**Requirement:** Answer with a single number: the count of lines below that hold "strains".

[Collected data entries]
*-*-*

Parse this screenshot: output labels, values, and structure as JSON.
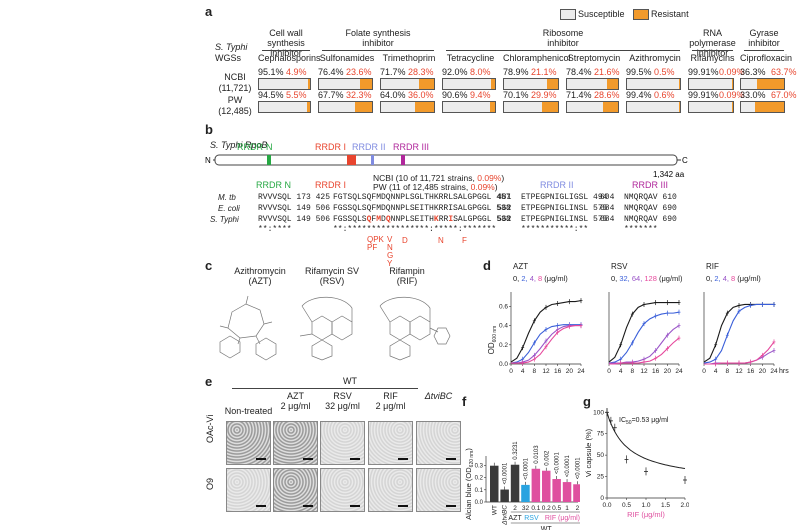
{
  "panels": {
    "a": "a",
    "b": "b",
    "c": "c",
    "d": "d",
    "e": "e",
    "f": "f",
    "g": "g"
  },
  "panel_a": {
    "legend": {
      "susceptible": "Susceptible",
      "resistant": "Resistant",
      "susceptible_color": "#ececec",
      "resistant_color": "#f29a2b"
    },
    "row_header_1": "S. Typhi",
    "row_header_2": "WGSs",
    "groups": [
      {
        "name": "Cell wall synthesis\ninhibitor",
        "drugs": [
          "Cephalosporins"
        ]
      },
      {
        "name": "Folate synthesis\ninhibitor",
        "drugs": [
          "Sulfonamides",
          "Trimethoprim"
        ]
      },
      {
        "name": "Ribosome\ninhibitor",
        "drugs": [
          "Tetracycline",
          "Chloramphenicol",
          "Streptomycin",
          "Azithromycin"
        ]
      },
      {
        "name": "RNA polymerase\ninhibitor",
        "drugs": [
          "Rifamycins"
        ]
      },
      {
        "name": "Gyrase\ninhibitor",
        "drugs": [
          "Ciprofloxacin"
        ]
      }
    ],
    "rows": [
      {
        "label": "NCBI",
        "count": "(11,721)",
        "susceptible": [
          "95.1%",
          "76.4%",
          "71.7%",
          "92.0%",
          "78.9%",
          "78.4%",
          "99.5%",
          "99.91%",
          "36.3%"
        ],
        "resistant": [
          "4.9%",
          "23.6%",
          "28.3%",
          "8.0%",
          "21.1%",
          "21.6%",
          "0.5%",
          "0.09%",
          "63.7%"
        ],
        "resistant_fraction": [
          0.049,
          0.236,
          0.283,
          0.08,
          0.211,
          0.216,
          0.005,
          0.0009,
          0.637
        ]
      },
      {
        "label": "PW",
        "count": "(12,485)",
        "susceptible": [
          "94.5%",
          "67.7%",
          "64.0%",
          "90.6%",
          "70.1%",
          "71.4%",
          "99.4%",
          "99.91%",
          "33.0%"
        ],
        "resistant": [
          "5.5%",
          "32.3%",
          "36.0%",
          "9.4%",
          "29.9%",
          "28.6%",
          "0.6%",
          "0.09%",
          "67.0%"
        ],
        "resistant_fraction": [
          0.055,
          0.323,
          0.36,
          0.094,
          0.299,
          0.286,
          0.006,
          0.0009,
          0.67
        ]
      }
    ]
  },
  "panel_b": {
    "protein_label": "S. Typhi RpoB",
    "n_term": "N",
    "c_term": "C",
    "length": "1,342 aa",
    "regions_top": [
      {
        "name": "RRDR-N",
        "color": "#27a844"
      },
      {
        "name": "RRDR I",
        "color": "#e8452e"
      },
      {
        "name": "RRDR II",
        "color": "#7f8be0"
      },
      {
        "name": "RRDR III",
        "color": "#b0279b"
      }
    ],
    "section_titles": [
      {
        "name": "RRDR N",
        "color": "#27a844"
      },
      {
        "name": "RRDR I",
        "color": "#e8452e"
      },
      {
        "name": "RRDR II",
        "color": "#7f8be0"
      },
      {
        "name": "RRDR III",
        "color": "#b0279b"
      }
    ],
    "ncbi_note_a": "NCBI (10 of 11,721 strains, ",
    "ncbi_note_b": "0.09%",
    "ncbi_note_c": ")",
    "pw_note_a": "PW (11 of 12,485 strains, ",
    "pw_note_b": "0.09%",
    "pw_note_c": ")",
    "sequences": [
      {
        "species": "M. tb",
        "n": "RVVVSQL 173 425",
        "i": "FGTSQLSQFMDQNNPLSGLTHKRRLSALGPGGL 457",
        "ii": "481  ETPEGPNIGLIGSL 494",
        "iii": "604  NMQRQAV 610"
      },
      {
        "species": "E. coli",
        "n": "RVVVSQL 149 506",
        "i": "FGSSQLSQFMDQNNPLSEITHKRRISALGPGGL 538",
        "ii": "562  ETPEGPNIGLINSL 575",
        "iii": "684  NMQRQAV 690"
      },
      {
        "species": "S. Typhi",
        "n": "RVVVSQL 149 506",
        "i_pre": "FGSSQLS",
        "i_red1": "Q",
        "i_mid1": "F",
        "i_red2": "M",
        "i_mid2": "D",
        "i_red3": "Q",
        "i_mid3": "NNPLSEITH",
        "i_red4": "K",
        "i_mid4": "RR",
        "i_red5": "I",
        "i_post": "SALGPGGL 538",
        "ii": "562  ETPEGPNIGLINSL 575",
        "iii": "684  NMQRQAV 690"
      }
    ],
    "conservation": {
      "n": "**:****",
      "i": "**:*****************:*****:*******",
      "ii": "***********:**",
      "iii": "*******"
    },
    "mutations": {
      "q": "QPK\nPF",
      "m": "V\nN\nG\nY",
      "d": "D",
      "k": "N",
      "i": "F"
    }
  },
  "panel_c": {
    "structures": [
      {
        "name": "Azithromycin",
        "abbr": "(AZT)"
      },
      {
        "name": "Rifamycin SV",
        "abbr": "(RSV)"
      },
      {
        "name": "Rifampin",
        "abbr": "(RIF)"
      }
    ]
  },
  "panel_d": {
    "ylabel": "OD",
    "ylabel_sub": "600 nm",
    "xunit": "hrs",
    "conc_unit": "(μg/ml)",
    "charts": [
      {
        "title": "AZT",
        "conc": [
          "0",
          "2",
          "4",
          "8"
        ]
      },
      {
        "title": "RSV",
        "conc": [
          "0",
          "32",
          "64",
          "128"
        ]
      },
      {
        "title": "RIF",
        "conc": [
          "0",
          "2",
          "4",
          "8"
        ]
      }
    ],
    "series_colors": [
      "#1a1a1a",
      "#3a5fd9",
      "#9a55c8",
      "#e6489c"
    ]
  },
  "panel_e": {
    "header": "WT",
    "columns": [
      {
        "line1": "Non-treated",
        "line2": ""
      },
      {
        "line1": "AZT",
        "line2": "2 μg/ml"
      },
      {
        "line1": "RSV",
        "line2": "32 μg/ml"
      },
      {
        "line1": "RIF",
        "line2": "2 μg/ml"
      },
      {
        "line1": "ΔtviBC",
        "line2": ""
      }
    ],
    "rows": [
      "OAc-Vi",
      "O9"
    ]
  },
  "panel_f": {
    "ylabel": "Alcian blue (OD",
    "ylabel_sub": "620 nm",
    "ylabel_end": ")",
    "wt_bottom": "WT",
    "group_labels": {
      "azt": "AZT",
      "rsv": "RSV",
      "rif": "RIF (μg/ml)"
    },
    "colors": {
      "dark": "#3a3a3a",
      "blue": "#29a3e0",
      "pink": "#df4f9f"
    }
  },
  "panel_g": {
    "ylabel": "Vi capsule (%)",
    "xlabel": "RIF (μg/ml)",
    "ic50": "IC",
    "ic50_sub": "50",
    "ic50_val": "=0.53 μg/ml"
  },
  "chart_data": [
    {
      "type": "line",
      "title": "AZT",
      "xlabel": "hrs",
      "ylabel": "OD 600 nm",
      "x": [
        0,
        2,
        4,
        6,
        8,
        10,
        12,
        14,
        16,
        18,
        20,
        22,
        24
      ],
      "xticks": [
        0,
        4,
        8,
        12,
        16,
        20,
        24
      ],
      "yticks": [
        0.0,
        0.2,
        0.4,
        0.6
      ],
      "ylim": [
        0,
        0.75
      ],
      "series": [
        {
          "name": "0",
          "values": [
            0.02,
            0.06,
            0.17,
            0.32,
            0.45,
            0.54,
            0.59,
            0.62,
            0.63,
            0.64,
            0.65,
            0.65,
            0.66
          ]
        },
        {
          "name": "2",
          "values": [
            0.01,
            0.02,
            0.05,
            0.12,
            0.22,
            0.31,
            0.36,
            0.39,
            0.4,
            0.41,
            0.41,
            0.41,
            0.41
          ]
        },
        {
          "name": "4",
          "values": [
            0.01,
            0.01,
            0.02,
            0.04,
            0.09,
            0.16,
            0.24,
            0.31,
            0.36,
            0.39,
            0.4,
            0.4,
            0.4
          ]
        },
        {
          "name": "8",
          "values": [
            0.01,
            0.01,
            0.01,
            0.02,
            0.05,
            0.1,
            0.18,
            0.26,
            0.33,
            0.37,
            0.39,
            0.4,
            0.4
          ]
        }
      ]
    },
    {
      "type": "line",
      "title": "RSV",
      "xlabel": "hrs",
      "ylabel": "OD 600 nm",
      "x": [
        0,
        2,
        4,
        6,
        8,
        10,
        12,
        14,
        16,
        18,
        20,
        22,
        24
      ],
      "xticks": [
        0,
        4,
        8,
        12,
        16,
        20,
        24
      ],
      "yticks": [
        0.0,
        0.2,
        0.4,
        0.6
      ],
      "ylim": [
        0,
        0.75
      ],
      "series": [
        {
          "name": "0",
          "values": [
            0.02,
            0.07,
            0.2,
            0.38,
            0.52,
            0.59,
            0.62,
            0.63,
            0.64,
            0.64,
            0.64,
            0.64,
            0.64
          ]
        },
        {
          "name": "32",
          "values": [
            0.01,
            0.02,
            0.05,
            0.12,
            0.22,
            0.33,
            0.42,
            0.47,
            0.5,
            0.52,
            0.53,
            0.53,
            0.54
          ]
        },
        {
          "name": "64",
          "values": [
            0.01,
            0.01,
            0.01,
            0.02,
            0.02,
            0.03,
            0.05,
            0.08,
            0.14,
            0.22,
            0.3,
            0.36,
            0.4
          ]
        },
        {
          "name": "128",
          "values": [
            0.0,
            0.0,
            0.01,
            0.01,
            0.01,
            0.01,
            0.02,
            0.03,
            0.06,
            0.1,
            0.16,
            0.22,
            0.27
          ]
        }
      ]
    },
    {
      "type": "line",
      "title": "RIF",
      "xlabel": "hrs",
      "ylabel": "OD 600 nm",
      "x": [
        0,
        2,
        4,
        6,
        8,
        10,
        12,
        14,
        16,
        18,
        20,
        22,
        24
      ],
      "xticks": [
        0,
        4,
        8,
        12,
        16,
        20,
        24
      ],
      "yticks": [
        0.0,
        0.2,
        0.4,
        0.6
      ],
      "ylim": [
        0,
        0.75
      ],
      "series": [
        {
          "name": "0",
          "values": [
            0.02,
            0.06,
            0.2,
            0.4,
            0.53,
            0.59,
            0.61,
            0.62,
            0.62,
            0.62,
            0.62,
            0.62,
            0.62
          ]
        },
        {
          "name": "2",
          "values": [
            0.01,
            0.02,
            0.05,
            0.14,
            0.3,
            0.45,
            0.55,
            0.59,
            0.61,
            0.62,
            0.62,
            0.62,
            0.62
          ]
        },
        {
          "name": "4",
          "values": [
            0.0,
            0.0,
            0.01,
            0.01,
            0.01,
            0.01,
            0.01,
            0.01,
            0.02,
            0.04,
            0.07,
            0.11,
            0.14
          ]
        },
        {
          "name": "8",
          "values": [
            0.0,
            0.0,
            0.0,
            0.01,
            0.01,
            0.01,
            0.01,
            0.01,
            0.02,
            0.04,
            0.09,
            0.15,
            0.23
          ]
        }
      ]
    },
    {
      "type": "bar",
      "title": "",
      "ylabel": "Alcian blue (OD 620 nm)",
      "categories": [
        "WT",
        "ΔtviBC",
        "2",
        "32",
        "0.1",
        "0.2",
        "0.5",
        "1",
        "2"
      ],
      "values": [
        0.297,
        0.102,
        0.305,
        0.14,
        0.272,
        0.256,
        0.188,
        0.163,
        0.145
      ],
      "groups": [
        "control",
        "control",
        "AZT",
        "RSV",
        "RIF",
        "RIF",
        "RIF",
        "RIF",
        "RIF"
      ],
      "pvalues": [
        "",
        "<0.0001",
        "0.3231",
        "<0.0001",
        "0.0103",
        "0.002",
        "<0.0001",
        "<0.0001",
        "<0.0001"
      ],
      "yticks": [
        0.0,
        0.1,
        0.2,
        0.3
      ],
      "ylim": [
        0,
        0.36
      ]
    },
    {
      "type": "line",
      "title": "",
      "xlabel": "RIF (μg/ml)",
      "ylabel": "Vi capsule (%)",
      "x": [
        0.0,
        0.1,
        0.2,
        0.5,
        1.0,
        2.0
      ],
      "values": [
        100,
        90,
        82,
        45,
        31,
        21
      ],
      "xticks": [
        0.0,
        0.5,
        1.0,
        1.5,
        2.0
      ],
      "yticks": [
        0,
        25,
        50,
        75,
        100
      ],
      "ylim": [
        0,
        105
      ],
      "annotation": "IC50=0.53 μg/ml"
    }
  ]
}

*-*-*

**Response to the task:** 2